— Begin DATASET RECORDS —

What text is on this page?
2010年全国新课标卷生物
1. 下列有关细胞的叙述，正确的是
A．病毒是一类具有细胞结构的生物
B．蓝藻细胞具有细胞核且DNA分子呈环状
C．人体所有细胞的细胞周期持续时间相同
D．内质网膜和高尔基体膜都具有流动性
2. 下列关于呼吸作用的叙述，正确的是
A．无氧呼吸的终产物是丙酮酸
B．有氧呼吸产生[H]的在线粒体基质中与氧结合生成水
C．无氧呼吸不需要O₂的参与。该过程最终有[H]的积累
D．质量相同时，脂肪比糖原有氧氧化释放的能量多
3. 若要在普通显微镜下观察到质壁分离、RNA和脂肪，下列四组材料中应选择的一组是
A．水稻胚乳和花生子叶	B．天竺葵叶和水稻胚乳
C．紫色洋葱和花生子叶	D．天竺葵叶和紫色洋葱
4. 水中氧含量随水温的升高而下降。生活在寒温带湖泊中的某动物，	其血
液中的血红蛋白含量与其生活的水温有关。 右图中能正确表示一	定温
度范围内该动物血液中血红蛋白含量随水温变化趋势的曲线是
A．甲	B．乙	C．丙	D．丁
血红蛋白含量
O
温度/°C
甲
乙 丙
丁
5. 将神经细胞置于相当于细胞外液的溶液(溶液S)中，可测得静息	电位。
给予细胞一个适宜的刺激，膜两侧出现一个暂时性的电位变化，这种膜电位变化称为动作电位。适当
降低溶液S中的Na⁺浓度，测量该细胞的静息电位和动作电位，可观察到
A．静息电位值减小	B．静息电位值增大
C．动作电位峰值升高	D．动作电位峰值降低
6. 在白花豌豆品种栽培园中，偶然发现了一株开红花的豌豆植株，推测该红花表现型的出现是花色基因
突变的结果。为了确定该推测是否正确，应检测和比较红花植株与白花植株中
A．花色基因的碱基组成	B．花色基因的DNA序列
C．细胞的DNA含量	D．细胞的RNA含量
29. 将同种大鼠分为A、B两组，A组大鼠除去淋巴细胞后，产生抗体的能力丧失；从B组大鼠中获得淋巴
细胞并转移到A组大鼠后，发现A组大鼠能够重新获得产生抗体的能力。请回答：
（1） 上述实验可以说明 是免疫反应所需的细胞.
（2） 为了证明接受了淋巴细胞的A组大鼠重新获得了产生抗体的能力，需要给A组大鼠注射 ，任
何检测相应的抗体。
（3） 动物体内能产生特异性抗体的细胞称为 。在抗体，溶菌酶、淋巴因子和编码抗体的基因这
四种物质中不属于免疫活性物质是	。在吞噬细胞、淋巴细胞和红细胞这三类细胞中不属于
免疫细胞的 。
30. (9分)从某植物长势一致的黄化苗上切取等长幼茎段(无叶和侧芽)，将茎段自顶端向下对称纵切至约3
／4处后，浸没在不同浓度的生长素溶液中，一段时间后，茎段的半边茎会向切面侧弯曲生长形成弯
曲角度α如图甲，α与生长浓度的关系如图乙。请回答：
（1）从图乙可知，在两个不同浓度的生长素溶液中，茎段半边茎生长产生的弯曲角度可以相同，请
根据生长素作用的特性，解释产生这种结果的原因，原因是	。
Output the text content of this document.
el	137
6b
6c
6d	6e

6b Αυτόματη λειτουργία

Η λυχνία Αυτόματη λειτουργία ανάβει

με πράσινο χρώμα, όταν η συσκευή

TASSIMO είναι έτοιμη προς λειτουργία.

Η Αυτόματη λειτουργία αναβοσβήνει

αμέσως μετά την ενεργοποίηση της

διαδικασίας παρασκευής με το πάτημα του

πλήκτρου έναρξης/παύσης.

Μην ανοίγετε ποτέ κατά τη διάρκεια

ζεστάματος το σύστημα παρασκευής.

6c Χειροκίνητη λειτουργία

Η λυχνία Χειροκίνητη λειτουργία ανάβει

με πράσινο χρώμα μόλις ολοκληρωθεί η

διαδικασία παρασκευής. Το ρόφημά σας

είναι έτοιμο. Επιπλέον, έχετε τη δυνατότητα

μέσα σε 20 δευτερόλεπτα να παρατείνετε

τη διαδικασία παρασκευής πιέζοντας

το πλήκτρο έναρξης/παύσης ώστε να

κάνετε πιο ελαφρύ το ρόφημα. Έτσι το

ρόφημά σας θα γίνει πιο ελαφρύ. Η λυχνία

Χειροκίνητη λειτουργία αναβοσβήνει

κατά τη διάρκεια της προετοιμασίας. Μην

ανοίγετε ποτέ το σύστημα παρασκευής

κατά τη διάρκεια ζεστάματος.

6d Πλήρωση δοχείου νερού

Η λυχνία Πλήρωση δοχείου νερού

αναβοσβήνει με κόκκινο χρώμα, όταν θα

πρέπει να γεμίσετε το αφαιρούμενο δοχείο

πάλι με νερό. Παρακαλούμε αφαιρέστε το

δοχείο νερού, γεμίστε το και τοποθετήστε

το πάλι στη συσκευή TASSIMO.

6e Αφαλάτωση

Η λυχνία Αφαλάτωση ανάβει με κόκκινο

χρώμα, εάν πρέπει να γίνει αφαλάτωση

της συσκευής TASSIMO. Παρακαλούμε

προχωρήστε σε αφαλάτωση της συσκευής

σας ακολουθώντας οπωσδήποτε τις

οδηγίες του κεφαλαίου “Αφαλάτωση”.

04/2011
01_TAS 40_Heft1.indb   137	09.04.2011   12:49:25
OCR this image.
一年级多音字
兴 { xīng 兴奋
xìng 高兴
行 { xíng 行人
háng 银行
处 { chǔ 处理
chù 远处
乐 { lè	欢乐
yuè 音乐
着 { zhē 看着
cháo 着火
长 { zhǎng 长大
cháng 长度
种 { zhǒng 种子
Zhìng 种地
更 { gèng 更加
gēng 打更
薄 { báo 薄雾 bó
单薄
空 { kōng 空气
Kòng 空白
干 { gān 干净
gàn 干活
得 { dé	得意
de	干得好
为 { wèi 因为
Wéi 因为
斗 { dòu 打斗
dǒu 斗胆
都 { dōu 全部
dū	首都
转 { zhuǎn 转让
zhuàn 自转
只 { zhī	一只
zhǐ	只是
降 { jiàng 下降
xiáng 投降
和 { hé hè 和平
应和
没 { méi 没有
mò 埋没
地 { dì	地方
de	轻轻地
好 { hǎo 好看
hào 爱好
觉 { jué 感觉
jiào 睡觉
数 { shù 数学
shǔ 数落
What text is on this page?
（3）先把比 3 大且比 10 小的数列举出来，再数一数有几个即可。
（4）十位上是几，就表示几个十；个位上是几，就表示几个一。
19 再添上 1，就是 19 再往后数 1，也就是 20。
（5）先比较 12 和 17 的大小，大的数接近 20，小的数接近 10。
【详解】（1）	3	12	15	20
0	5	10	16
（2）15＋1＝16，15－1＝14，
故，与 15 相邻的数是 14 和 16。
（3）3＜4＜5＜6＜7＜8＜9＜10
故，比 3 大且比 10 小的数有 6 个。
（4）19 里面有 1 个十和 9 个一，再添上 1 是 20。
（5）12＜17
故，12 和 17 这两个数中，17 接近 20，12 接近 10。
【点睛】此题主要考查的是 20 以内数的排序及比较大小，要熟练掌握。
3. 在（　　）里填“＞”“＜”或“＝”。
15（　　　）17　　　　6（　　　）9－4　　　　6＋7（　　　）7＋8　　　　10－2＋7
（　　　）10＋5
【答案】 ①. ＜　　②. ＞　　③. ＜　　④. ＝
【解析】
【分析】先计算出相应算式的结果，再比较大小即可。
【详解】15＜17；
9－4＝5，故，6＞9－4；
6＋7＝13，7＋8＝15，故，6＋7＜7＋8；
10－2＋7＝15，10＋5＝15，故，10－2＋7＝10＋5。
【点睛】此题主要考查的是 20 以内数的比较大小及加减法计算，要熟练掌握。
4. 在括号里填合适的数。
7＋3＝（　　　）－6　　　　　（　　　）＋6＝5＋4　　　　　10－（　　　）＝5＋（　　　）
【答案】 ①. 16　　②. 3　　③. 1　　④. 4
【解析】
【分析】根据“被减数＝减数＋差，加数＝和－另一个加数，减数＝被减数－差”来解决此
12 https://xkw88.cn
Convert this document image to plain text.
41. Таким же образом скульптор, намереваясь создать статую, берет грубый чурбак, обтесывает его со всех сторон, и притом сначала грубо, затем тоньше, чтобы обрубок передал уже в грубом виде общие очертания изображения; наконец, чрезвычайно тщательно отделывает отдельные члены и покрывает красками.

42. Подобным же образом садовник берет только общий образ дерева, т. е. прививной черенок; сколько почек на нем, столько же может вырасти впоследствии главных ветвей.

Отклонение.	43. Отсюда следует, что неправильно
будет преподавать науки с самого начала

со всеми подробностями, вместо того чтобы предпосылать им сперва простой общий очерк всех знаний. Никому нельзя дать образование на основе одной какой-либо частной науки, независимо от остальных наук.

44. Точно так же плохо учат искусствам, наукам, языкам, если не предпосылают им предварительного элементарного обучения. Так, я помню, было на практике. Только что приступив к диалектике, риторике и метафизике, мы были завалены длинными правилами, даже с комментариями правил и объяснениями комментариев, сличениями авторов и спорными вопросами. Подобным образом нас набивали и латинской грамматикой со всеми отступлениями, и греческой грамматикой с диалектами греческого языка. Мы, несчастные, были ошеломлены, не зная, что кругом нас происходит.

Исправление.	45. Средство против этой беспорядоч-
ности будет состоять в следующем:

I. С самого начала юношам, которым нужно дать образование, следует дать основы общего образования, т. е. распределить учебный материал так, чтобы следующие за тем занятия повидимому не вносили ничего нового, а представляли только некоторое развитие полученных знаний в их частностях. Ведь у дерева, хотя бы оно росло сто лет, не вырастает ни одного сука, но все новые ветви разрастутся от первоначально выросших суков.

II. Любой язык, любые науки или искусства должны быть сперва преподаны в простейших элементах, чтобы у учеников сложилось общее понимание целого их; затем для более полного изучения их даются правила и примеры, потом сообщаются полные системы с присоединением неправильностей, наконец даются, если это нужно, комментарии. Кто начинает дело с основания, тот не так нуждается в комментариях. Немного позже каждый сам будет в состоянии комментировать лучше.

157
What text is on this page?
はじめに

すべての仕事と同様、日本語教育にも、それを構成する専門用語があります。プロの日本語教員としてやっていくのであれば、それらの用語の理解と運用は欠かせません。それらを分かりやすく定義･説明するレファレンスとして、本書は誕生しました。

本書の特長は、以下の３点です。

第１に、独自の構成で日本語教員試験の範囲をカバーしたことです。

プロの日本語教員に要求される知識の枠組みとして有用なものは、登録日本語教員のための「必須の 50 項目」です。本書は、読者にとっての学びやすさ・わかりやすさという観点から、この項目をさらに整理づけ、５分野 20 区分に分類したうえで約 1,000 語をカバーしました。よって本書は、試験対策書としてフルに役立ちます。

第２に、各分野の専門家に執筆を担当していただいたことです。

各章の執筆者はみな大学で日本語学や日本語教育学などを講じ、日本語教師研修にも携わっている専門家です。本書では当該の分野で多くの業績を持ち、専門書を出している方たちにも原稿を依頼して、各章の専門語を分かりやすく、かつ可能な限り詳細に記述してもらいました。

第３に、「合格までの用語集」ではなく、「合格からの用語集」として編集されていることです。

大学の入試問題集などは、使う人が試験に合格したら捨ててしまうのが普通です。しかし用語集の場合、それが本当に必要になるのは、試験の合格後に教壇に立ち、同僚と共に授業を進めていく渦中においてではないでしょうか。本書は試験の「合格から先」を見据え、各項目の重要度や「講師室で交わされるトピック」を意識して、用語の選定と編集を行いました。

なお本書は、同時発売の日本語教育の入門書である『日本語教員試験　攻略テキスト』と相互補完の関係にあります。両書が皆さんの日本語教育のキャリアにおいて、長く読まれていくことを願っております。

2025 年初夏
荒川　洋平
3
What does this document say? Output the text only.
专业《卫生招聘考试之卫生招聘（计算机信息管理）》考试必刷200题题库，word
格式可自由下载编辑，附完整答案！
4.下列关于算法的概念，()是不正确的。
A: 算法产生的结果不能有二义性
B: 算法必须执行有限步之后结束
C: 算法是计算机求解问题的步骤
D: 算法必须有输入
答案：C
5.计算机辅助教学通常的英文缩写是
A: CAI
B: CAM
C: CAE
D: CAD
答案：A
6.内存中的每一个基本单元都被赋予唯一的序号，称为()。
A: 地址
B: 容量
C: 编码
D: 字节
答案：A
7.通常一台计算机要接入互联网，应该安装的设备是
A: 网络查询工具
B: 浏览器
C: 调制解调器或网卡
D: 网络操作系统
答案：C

— End DATASET RECORDS —

WHAT YOU HAVE TO DO — The word "χρώμα" appears in how many lines of the records? Give the number only.

TASK OUTPUT — 4